* BEGIN GIVEN DATA *

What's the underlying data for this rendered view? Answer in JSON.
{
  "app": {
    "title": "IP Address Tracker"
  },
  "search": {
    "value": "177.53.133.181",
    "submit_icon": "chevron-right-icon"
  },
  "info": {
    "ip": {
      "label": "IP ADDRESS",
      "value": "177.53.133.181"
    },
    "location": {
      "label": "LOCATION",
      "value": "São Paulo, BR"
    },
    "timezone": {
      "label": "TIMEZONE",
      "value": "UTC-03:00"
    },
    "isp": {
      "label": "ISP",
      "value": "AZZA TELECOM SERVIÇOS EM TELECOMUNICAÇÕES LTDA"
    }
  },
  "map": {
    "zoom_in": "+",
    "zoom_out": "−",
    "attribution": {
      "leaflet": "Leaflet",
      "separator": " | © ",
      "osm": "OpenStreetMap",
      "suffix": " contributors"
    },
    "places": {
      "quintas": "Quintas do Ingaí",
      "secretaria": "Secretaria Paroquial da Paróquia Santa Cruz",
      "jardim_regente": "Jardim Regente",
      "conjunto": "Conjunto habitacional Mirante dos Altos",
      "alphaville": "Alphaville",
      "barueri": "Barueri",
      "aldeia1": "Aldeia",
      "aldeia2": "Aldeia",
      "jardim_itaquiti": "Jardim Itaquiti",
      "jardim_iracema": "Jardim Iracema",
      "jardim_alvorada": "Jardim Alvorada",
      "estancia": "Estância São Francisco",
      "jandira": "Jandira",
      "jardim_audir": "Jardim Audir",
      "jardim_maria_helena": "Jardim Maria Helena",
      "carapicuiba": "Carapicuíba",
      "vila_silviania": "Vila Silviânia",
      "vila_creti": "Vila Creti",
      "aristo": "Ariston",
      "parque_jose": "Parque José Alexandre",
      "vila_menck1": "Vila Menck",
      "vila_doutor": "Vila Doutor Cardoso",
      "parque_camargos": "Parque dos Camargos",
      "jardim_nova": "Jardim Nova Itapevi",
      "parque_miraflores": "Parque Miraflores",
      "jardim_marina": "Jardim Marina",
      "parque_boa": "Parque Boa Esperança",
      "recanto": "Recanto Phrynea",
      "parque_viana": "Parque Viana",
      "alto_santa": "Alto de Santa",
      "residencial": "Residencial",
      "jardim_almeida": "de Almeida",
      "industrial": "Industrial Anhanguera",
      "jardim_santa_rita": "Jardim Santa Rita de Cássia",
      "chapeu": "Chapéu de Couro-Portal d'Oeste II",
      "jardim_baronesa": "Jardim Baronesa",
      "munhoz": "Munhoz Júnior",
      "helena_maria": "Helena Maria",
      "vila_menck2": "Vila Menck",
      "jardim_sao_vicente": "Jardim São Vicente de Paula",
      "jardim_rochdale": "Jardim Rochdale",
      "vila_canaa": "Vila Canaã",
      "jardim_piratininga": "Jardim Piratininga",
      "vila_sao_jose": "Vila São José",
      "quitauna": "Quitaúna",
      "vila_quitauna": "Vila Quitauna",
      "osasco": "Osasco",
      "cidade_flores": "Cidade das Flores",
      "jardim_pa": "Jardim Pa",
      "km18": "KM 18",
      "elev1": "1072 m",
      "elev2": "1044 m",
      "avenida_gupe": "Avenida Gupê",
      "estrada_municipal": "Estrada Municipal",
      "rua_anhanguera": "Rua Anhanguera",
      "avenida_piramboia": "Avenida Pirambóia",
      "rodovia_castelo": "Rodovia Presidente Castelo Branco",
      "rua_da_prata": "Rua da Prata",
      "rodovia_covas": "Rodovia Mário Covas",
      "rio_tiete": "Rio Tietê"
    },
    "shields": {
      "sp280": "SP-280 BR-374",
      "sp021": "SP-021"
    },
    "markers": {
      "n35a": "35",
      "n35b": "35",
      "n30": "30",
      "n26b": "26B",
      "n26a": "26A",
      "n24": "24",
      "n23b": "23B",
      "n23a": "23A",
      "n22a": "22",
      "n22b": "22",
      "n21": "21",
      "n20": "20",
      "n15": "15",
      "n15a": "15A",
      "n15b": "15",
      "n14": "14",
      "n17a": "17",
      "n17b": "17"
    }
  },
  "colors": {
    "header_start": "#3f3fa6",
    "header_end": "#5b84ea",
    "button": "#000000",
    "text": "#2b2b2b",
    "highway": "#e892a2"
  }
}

* END GIVEN DATA *

▸ **WHAT IS EXPECTED**
Repeat the listing in full, keeping every line exactly as it is.

▸ **ANSWER TO THIS TASK**
What's the underlying data for this rendered view? Answer in JSON.
{
  "app": {
    "title": "IP Address Tracker"
  },
  "search": {
    "value": "177.53.133.181",
    "submit_icon": "chevron-right-icon"
  },
  "info": {
    "ip": {
      "label": "IP ADDRESS",
      "value": "177.53.133.181"
    },
    "location": {
      "label": "LOCATION",
      "value": "São Paulo, BR"
    },
    "timezone": {
      "label": "TIMEZONE",
      "value": "UTC-03:00"
    },
    "isp": {
      "label": "ISP",
      "value": "AZZA TELECOM SERVIÇOS EM TELECOMUNICAÇÕES LTDA"
    }
  },
  "map": {
    "zoom_in": "+",
    "zoom_out": "−",
    "attribution": {
      "leaflet": "Leaflet",
      "separator": " | © ",
      "osm": "OpenStreetMap",
      "suffix": " contributors"
    },
    "places": {
      "quintas": "Quintas do Ingaí",
      "secretaria": "Secretaria Paroquial da Paróquia Santa Cruz",
      "jardim_regente": "Jardim Regente",
      "conjunto": "Conjunto habitacional Mirante dos Altos",
      "alphaville": "Alphaville",
      "barueri": "Barueri",
      "aldeia1": "Aldeia",
      "aldeia2": "Aldeia",
      "jardim_itaquiti": "Jardim Itaquiti",
      "jardim_iracema": "Jardim Iracema",
      "jardim_alvorada": "Jardim Alvorada",
      "estancia": "Estância São Francisco",
      "jandira": "Jandira",
      "jardim_audir": "Jardim Audir",
      "jardim_maria_helena": "Jardim Maria Helena",
      "carapicuiba": "Carapicuíba",
      "vila_silviania": "Vila Silviânia",
      "vila_creti": "Vila Creti",
      "aristo": "Ariston",
      "parque_jose": "Parque José Alexandre",
      "vila_menck1": "Vila Menck",
      "vila_doutor": "Vila Doutor Cardoso",
      "parque_camargos": "Parque dos Camargos",
      "jardim_nova": "Jardim Nova Itapevi",
      "parque_miraflores": "Parque Miraflores",
      "jardim_marina": "Jardim Marina",
      "parque_boa": "Parque Boa Esperança",
      "recanto": "Recanto Phrynea",
      "parque_viana": "Parque Viana",
      "alto_santa": "Alto de Santa",
      "residencial": "Residencial",
      "jardim_almeida": "de Almeida",
      "industrial": "Industrial Anhanguera",
      "jardim_santa_rita": "Jardim Santa Rita de Cássia",
      "chapeu": "Chapéu de Couro-Portal d'Oeste II",
      "jardim_baronesa": "Jardim Baronesa",
      "munhoz": "Munhoz Júnior",
      "helena_maria": "Helena Maria",
      "vila_menck2": "Vila Menck",
      "jardim_sao_vicente": "Jardim São Vicente de Paula",
      "jardim_rochdale": "Jardim Rochdale",
      "vila_canaa": "Vila Canaã",
      "jardim_piratininga": "Jardim Piratininga",
      "vila_sao_jose": "Vila São José",
      "quitauna": "Quitaúna",
      "vila_quitauna": "Vila Quitauna",
      "osasco": "Osasco",
      "cidade_flores": "Cidade das Flores",
      "jardim_pa": "Jardim Pa",
      "km18": "KM 18",
      "elev1": "1072 m",
      "elev2": "1044 m",
      "avenida_gupe": "Avenida Gupê",
      "estrada_municipal": "Estrada Municipal",
      "rua_anhanguera": "Rua Anhanguera",
      "avenida_piramboia": "Avenida Pirambóia",
      "rodovia_castelo": "Rodovia Presidente Castelo Branco",
      "rua_da_prata": "Rua da Prata",
      "rodovia_covas": "Rodovia Mário Covas",
      "rio_tiete": "Rio Tietê"
    },
    "shields": {
      "sp280": "SP-280 BR-374",
      "sp021": "SP-021"
    },
    "markers": {
      "n35a": "35",
      "n35b": "35",
      "n30": "30",
      "n26b": "26B",
      "n26a": "26A",
      "n24": "24",
      "n23b": "23B",
      "n23a": "23A",
      "n22a": "22",
      "n22b": "22",
      "n21": "21",
      "n20": "20",
      "n15": "15",
      "n15a": "15A",
      "n15b": "15",
      "n14": "14",
      "n17a": "17",
      "n17b": "17"
    }
  },
  "colors": {
    "header_start": "#3f3fa6",
    "header_end": "#5b84ea",
    "button": "#000000",
    "text": "#2b2b2b",
    "highway": "#e892a2"
  }
}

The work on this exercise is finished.